TEXT EXTRACT
┏━━

United States District Court, D. Kansas

November 18, 2014

UNITED STATES OF AMERICA, Plaintiff,
v.
ALBERT DEWAYNE BANKS (01), Defendant.

MEMORANDUM AND ORDER

DANIEL D. CRABTREE, District Judge.

Defendant Banks has filed a Motion to Sever (Doc. 423) asking the Court to sever Count 25 and Count 26 from the Second Superseding Indictment (Doc. 195). Counts 25 alleges Banks was a felon in possession of a firearm and Count 26 alleges he possessed a firearm in furtherance of drug trafficking. Doc. 195 at 15-16. Banks argues that the firearm counts do not relate to the drug counts and pose a high risk of prejudice. Banks also argues that his motion raises identical issues to defendant Madkins' Motion to Sever (Doc. 372), which the Court has already granted (Doc. 415). For the reasons set forth below, the Court grants Banks' Motion to Sever in part and denies it in part.

Analysis

Fed. R. Crim. P. 8(a) allows the government to join offenses in a single indictment if the offenses "are of the same or similar character, or are based on the same act or transaction, or are connected with or constitute parts of a common scheme or plan." However, Rule 8(a)'s joinder guidelines are subject to the limitations of Rule 14(a), which states in relevant part: "If the joinder of offenses... in an indictment... appears to prejudice a defendant... the court may order separate trials of counts." Fed. R. Crim. P. 14(a). Banks asks the Court to sever Count 25 and Count 26 from the Second Superseding Indictment. The Court addresses each Count separately.

A. Count 25

Count 25 charges Banks with being felon in possession of a firearm. Specifically, that Count charges that Banks possessed a firearm after being convicted of two felony crimes- possession of cocaine with intent to distribute, K.S.A. § 65-4161(a), and possession of cocaine, K.S.A. § 65-4160(a). Doc. 195 at 15.

When determining the merits of a motion for severance, the Court must weigh any prejudice to the defendant "against the important considerations of economy and expedition in judicial administration." United States v. Mabry, 809 F.2d 671, 681 (10th Cir. 1987). Here, Banks is correct that Count 25 presents the same risk of prejudice that concerned the Court when it granted Madkins' motion to sever his own felon-in-possession Count. As in Madkins' case, the predicate felony was possession of cocaine, i.e., the same substance that is the subject of his drug charges. Joinder of Banks' felon-in-possession counts with the drug offenses would allow the government to introduce evidence of Banks' prior convictions, which would be inadmissible in a prosecution for the drug offenses alone. The Court concludes that the risk of unfair prejudice resulting from the introduction of prior cocaine possession convictions outweighs considerations of judicial economy. Accordingly, the Court grants Banks' motion to sever Count 25.

A. Count 26

Next, Banks argues that the Court should sever Count 26. That Count charges Banks with possession of a firearm in furtherance of a drug-trafficking crime. Banks has not made any specific arguments about why the Court should sever this Count. He asserts only that the argument for severing Count 26 is the same as the argument the Court accepted when it severed Madkins' felon-in-possession Count.

┗━━

RECORDS
┏━━

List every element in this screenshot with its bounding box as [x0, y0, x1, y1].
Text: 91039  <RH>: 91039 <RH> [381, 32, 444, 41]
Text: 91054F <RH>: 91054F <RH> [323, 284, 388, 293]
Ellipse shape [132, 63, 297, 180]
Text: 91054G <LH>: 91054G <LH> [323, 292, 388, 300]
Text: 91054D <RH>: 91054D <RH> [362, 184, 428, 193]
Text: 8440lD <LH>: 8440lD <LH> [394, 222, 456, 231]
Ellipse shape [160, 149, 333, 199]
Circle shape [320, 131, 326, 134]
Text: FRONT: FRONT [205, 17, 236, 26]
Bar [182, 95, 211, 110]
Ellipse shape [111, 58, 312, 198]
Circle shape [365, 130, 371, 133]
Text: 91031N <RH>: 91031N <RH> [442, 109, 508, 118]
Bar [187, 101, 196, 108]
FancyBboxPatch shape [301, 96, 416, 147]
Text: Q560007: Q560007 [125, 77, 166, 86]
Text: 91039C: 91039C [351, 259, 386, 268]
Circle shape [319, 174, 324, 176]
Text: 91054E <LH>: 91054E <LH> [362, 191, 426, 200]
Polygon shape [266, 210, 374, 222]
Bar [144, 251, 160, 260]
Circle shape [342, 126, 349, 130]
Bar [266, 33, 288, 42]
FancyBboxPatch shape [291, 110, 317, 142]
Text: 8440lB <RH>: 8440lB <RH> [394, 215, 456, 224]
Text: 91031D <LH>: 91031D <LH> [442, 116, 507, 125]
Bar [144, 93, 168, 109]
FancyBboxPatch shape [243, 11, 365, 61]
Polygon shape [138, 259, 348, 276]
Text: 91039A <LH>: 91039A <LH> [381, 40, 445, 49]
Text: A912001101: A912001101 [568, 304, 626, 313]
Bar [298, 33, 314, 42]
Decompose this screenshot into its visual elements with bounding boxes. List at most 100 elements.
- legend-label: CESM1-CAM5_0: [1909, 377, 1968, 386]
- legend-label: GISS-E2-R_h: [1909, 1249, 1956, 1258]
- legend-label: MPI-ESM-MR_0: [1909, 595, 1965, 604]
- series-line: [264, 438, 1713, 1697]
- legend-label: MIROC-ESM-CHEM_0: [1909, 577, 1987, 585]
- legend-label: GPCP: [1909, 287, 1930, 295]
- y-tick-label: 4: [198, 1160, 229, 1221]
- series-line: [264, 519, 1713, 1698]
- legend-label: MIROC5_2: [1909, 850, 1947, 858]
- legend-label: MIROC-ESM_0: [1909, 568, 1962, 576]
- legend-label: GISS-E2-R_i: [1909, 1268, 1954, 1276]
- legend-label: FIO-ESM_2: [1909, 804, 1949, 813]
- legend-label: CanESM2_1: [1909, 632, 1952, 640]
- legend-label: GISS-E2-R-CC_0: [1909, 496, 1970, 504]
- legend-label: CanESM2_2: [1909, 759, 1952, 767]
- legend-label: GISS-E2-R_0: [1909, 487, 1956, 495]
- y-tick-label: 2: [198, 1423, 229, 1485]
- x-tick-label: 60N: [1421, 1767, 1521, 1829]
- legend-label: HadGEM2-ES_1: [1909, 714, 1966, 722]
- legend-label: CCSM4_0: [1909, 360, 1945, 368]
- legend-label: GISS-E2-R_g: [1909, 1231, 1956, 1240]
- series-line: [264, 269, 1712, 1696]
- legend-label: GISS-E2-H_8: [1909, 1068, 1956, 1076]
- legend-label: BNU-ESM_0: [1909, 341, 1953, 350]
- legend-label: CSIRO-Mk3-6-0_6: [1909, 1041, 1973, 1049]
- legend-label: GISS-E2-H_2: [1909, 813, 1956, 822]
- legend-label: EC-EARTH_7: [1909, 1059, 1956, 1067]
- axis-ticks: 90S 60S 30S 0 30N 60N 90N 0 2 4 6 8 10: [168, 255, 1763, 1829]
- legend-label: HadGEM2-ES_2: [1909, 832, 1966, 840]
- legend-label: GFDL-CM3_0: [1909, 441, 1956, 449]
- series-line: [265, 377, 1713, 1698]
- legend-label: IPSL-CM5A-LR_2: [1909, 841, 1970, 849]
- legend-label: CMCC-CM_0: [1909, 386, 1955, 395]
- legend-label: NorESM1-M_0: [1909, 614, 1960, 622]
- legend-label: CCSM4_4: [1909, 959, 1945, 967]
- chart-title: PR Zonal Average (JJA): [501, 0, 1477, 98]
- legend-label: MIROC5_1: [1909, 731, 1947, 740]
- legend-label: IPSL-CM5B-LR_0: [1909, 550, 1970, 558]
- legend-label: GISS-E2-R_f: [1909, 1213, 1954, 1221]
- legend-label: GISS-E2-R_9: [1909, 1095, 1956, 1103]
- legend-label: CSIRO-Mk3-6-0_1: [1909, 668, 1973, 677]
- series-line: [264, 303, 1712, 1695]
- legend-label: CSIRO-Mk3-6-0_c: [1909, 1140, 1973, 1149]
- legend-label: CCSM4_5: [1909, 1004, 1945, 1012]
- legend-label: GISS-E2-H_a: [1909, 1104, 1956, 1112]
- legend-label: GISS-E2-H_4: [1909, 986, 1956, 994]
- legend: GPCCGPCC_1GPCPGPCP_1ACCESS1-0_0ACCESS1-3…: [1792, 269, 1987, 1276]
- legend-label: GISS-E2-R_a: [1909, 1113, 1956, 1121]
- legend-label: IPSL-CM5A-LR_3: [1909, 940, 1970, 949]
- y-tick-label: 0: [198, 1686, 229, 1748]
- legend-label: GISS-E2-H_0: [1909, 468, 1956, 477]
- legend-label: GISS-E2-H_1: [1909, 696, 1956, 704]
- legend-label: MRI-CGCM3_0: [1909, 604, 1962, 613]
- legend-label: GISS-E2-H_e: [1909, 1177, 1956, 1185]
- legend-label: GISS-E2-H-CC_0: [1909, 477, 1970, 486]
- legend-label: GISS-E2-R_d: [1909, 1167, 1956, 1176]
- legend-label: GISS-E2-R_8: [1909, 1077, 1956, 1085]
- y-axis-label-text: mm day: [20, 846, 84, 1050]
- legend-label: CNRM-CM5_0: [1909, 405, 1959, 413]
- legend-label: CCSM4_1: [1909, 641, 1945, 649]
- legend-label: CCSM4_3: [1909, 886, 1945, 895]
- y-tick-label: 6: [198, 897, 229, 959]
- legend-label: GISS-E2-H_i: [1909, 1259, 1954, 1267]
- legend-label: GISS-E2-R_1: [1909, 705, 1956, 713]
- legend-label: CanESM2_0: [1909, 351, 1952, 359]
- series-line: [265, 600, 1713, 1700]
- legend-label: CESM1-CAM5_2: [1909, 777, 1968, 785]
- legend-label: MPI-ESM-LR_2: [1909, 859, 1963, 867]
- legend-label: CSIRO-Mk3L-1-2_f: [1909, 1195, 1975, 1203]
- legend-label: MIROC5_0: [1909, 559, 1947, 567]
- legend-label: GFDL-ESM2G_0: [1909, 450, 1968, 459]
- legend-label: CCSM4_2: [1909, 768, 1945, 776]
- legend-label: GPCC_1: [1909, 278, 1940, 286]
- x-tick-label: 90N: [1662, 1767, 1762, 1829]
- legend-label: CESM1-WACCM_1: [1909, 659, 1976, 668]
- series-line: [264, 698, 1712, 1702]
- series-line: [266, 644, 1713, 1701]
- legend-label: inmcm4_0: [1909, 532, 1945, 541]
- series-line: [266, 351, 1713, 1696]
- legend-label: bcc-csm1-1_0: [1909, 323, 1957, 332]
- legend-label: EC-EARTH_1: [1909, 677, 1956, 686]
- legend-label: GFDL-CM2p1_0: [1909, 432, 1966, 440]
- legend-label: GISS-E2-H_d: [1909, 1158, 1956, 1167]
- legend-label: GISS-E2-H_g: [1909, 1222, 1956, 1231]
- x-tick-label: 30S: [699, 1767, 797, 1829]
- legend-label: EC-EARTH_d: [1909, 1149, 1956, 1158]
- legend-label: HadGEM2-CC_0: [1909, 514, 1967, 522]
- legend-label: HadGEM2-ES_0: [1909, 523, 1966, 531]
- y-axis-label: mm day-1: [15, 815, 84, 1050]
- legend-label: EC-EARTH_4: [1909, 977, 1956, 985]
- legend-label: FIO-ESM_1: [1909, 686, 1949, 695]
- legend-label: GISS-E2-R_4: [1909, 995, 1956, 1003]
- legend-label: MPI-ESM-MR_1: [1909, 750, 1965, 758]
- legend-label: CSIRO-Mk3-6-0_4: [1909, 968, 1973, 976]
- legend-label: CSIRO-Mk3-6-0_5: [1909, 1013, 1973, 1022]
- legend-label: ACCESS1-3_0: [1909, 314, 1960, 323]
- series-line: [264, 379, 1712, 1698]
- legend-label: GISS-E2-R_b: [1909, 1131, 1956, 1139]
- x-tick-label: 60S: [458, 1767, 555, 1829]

┗━━

WORK TO DO
1) According to the court order, which two felony crimes is Banks said to have been convicted of before the possession charged in Count 25?
2) List every docket document number cited in the court order, with what each one is.

OUTPUTS BY TASK
1) Possession of cocaine with intent to distribute (K.S.A. § 65-4161(a)) and possession of cocaine (K.S.A. § 65-4160(a)).

2)
- Doc. 423: Banks' Motion to Sever
- Doc. 195: the Second Superseding Indictment
- Doc. 372: defendant Madkins' Motion to Sever
- Doc. 415: the Court's order granting Madkins' motion